*Aim of the exercise*:
Return all the entries exactly, keeping pictures out.

## start The data

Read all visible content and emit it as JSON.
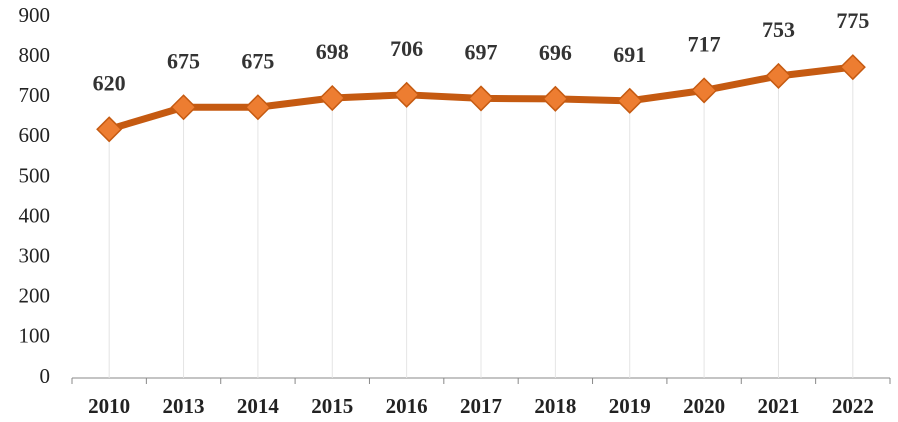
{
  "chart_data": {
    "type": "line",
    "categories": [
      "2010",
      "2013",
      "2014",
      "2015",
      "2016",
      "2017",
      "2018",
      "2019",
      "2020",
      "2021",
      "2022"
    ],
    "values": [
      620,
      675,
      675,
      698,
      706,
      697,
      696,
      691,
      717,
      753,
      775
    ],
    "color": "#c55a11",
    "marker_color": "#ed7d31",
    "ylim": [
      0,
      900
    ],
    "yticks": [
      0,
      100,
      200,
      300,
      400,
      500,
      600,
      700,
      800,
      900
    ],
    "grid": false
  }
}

## end The data

*Answer to the task*:
Read all visible content and emit it as JSON.
{
  "chart_data": {
    "type": "line",
    "categories": [
      "2010",
      "2013",
      "2014",
      "2015",
      "2016",
      "2017",
      "2018",
      "2019",
      "2020",
      "2021",
      "2022"
    ],
    "values": [
      620,
      675,
      675,
      698,
      706,
      697,
      696,
      691,
      717,
      753,
      775
    ],
    "color": "#c55a11",
    "marker_color": "#ed7d31",
    "ylim": [
      0,
      900
    ],
    "yticks": [
      0,
      100,
      200,
      300,
      400,
      500,
      600,
      700,
      800,
      900
    ],
    "grid": false
  }
}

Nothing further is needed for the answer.